[Saved entries]
╭──

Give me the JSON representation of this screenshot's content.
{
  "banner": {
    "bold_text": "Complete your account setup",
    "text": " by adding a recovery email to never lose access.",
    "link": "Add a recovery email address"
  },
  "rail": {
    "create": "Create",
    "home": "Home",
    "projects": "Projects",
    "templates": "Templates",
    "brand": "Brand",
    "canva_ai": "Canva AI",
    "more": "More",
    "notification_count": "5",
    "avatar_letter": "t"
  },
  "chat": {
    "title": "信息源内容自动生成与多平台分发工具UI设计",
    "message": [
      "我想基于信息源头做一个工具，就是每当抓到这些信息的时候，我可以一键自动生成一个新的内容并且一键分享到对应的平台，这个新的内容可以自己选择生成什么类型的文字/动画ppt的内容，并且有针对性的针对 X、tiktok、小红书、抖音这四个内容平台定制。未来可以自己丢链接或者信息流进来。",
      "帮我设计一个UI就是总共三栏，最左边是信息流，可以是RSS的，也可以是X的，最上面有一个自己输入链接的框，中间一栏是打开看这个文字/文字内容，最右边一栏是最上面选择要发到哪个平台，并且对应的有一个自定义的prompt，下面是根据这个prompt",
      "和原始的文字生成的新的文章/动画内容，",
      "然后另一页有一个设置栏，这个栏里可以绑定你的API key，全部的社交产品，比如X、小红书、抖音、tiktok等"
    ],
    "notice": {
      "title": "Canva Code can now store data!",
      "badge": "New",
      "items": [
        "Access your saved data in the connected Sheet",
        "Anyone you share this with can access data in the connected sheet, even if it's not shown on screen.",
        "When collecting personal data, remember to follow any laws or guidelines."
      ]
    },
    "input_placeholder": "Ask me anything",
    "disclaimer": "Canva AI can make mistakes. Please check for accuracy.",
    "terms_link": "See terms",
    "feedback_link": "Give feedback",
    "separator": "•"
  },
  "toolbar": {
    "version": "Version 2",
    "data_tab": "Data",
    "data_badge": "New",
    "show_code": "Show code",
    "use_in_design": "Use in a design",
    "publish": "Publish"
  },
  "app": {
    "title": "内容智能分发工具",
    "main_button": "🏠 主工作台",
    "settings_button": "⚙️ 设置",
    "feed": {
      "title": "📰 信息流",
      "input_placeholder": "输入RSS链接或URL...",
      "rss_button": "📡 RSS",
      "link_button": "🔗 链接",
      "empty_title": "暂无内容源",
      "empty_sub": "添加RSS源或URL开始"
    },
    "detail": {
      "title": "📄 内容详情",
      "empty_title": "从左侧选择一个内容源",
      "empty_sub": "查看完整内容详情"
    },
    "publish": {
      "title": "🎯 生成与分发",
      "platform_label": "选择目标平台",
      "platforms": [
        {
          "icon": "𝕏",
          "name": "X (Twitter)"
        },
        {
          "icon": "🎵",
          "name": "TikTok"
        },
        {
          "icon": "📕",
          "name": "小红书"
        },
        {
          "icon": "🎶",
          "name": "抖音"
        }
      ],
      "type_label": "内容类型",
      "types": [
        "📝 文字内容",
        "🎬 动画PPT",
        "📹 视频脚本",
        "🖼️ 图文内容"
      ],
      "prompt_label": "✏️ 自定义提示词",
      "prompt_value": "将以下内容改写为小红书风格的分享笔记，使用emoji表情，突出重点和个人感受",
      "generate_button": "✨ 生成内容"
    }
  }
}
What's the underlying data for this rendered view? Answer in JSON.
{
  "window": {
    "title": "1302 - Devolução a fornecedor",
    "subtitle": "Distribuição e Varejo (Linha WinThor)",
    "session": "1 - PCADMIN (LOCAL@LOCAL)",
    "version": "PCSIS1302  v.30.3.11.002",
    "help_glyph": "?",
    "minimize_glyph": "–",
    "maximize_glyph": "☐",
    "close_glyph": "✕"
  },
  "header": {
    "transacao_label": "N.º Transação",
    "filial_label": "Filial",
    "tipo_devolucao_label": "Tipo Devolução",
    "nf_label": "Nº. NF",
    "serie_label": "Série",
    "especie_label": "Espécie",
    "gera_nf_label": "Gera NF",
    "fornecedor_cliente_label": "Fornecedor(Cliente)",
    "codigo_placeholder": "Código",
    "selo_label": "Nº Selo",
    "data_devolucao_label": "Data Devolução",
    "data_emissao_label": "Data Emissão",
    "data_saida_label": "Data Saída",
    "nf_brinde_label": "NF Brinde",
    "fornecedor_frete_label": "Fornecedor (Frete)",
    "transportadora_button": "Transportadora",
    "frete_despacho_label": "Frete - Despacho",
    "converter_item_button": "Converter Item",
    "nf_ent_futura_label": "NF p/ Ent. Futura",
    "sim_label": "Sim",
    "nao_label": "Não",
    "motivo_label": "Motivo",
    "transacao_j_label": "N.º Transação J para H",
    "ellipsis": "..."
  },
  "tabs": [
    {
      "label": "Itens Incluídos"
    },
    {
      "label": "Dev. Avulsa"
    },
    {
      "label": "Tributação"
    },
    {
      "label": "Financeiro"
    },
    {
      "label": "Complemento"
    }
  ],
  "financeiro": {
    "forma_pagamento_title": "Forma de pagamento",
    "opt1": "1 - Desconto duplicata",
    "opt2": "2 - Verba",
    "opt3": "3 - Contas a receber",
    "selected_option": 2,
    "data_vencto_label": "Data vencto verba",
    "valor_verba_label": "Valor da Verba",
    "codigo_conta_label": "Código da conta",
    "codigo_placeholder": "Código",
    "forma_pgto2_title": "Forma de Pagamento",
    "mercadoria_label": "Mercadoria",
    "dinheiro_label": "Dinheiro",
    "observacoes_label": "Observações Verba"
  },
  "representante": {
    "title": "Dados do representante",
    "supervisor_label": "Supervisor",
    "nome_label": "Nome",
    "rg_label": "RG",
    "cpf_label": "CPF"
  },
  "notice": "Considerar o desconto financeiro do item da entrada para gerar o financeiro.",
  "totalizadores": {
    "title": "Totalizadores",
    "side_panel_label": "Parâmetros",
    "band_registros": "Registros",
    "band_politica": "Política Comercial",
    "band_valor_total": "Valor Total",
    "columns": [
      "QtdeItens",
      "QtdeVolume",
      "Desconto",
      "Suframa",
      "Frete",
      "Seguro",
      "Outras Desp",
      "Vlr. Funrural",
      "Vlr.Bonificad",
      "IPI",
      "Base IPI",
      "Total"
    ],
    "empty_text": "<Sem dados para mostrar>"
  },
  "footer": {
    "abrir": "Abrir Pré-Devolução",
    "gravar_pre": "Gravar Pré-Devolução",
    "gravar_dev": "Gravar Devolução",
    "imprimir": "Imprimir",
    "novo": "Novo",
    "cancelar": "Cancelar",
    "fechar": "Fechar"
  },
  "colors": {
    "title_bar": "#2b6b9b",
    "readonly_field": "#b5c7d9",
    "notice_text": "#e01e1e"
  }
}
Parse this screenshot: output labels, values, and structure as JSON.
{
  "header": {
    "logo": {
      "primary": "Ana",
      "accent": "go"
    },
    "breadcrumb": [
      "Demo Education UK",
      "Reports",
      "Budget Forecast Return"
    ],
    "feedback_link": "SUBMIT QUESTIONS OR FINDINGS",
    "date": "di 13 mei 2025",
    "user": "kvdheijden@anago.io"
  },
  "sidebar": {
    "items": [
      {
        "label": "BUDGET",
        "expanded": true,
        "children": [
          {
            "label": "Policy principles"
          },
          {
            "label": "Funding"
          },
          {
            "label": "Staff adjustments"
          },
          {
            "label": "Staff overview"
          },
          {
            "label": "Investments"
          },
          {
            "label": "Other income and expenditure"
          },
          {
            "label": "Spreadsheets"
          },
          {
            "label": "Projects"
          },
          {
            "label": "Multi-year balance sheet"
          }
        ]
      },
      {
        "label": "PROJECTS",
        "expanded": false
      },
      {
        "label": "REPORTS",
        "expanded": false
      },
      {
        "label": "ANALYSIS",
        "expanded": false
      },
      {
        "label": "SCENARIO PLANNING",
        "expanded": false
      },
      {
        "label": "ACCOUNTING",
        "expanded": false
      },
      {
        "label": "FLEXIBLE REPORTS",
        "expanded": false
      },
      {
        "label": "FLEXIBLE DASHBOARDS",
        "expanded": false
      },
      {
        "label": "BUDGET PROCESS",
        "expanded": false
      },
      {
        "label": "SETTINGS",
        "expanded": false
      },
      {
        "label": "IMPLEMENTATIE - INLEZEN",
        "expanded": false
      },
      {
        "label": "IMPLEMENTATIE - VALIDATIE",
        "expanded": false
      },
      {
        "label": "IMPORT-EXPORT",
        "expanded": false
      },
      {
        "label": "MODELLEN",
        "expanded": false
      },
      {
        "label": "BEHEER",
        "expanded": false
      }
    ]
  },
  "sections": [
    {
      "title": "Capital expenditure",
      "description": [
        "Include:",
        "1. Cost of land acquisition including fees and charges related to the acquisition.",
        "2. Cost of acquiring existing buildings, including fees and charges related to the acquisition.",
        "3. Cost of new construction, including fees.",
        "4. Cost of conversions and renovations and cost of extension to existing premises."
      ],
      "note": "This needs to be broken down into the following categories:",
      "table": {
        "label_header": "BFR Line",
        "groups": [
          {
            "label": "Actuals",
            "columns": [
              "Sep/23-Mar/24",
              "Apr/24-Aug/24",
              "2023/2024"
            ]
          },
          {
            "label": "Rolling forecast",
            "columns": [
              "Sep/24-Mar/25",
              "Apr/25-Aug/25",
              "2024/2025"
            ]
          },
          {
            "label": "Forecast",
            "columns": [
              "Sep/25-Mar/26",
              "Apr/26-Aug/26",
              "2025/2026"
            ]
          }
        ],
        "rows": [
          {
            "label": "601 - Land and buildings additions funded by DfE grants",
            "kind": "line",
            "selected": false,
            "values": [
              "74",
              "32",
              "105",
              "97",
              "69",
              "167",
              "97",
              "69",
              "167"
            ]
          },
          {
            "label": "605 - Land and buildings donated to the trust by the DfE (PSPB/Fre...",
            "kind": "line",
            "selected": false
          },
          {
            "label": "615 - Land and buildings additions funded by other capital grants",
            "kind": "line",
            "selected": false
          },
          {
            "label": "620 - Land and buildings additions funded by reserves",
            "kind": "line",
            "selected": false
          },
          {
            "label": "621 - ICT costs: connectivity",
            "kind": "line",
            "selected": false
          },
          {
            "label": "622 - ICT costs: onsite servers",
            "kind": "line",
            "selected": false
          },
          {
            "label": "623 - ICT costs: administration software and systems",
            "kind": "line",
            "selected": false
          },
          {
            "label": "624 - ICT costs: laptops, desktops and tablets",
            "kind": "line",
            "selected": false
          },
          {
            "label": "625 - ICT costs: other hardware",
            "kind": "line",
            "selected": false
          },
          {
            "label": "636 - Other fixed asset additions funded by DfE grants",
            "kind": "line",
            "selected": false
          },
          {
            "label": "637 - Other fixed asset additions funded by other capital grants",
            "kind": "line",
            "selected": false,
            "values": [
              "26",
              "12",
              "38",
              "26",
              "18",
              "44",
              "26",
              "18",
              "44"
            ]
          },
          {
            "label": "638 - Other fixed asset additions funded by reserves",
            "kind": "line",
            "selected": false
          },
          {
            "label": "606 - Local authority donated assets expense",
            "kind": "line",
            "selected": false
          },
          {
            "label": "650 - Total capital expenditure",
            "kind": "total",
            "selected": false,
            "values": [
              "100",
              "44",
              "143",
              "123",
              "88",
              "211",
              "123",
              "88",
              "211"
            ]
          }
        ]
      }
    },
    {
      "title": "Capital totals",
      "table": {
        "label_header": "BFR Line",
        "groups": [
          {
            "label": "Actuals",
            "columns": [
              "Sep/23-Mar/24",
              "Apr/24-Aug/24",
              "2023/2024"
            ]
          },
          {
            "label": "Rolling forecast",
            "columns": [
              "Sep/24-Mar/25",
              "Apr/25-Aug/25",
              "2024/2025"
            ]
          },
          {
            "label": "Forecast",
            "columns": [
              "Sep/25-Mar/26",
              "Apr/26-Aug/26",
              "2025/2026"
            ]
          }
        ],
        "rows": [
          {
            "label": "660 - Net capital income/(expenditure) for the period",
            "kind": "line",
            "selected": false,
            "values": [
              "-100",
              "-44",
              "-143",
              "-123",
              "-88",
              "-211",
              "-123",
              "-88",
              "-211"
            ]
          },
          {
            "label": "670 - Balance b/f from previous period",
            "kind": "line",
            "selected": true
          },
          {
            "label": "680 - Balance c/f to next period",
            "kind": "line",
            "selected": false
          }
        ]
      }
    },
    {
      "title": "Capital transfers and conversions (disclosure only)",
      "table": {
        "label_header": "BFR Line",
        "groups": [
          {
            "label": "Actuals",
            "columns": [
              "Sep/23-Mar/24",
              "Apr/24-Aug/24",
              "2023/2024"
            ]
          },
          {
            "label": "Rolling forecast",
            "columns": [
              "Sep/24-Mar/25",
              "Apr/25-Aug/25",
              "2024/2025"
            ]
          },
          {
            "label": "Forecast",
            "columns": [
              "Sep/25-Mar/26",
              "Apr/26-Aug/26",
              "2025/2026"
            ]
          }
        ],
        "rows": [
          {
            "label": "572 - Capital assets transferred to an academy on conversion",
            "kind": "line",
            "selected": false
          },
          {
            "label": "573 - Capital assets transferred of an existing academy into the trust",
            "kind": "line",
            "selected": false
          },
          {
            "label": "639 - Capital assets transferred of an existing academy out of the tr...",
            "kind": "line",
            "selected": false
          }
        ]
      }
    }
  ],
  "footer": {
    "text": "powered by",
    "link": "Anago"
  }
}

╰──

REQUEST: Search the data above for the string "fixed" and return every line that has it.

COMPLETED EXERCISE:
            "label": "636 - Other fixed asset additions funded by DfE grants",
            "label": "637 - Other fixed asset additions funded by other capital grants",
            "label": "638 - Other fixed asset additions funded by reserves",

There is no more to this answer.